### What you are asked to do
Extract every line that contains the word "Slothy".

### Exercise input
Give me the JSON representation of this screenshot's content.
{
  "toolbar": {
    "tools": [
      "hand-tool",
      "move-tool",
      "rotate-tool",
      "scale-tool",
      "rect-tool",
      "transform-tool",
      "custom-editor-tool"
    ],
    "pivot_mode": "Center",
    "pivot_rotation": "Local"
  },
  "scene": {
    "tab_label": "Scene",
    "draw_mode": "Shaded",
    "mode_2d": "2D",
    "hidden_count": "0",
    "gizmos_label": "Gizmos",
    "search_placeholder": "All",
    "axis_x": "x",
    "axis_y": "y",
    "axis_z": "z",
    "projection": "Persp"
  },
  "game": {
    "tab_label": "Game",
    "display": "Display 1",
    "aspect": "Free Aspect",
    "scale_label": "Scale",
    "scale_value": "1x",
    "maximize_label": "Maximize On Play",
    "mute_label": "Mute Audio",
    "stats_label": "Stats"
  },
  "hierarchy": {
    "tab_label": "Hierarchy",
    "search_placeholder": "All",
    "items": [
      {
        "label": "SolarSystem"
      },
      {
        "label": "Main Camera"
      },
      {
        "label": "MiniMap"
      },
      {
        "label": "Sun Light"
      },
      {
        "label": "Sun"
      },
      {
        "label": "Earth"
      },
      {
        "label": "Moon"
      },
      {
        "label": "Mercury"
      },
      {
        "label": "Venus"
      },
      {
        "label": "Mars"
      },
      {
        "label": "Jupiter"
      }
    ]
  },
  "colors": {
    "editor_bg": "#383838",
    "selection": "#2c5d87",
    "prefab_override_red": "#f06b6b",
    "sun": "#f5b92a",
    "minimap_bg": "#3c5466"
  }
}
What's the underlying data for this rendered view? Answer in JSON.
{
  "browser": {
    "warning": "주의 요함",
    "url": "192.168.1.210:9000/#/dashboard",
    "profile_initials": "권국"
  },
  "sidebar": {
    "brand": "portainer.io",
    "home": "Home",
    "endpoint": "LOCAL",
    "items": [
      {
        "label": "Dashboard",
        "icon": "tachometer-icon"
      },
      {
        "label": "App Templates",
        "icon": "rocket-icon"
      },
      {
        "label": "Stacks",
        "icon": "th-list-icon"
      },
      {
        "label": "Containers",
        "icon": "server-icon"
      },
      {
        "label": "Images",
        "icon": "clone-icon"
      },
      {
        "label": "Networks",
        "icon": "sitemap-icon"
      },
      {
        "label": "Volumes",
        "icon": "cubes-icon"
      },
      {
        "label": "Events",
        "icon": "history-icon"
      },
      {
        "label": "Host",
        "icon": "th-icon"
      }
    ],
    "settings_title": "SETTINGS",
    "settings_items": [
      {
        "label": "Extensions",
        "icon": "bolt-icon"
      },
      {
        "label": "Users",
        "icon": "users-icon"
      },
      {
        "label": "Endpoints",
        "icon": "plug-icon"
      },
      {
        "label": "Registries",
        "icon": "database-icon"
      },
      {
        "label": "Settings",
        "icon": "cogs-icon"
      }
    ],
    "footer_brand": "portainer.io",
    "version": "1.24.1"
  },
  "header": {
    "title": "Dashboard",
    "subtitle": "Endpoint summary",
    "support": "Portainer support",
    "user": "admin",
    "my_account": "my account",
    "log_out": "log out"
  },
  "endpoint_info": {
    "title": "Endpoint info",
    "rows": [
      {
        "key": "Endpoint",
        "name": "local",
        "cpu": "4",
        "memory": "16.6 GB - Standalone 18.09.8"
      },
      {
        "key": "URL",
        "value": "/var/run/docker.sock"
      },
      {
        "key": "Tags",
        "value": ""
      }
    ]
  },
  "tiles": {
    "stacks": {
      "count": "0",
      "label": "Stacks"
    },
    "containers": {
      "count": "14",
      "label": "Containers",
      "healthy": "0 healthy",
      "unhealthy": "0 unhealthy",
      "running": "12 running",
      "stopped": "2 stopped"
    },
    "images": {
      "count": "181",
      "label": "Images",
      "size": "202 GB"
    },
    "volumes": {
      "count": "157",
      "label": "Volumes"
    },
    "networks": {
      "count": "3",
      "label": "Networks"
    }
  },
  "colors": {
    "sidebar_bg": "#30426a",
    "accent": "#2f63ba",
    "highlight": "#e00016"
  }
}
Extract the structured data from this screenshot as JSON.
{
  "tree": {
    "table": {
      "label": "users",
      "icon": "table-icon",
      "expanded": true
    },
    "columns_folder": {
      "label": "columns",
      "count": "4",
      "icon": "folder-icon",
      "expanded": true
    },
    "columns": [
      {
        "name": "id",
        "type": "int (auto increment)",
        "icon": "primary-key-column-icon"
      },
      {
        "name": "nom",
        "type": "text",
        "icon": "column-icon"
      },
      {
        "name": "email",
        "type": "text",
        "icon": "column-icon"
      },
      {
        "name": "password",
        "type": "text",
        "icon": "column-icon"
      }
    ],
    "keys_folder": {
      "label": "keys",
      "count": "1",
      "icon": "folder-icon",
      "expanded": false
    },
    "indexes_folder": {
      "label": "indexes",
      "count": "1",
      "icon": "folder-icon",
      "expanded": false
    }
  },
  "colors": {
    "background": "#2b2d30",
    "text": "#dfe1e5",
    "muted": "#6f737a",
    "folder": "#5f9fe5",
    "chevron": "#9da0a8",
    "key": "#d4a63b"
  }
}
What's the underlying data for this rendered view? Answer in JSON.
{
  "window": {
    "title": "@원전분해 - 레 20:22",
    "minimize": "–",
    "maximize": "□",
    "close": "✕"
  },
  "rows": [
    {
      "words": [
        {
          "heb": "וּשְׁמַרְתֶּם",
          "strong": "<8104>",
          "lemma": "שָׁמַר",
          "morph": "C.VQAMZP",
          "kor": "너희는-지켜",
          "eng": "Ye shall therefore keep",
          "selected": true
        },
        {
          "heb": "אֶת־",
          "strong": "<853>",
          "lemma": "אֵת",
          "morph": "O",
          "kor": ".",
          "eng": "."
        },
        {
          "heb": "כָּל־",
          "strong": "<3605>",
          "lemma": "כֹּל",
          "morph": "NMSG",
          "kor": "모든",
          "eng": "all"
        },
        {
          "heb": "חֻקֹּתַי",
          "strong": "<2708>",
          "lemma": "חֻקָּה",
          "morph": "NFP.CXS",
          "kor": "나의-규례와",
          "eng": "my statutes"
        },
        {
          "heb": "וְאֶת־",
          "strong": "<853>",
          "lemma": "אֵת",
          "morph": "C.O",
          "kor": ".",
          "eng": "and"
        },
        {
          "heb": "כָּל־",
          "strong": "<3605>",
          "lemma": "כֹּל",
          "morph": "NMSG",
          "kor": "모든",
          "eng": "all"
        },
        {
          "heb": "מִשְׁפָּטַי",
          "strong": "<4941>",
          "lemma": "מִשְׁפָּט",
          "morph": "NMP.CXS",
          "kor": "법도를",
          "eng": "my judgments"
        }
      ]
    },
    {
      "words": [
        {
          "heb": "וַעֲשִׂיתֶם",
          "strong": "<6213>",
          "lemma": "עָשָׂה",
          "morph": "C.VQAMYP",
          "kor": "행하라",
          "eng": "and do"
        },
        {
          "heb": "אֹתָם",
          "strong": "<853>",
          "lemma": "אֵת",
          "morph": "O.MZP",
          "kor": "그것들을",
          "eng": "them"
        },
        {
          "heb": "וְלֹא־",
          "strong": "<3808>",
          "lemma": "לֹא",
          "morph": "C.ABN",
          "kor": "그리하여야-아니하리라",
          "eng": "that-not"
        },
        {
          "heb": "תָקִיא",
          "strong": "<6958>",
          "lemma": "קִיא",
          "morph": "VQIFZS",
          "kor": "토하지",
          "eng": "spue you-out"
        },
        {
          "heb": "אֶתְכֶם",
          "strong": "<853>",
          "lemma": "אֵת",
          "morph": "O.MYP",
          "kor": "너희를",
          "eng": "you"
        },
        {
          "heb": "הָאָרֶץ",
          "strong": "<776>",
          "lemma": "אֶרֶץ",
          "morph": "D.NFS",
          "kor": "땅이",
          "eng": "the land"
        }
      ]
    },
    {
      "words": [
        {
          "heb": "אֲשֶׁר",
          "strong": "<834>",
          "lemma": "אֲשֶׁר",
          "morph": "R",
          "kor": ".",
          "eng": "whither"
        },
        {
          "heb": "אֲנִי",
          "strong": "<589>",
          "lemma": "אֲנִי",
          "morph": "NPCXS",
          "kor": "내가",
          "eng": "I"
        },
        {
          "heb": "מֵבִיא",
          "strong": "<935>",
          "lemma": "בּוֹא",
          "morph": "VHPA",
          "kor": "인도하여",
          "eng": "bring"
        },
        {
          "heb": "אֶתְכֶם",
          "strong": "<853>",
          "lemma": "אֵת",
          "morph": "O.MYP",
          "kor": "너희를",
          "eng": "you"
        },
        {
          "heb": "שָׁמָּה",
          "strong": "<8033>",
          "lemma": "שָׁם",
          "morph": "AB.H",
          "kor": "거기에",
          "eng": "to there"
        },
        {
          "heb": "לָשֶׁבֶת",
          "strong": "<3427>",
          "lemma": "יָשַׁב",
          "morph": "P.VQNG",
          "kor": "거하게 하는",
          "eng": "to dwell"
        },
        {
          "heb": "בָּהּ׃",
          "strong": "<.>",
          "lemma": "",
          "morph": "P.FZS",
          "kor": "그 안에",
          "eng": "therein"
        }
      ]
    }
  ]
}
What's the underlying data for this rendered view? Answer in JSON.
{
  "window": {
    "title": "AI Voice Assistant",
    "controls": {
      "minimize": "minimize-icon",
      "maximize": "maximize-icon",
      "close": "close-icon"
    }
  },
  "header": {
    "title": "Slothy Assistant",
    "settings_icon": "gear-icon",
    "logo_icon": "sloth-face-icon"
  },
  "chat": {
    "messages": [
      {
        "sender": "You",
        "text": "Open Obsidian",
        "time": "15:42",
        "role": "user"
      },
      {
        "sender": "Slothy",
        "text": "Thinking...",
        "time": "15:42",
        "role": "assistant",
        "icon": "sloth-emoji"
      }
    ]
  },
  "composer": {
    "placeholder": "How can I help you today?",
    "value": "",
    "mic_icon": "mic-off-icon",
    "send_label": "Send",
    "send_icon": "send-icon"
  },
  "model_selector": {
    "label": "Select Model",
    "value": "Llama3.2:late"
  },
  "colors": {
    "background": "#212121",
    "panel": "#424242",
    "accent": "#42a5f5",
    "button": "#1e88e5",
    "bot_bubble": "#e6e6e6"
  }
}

### Written response
    "title": "Slothy Assistant",
        "sender": "Slothy",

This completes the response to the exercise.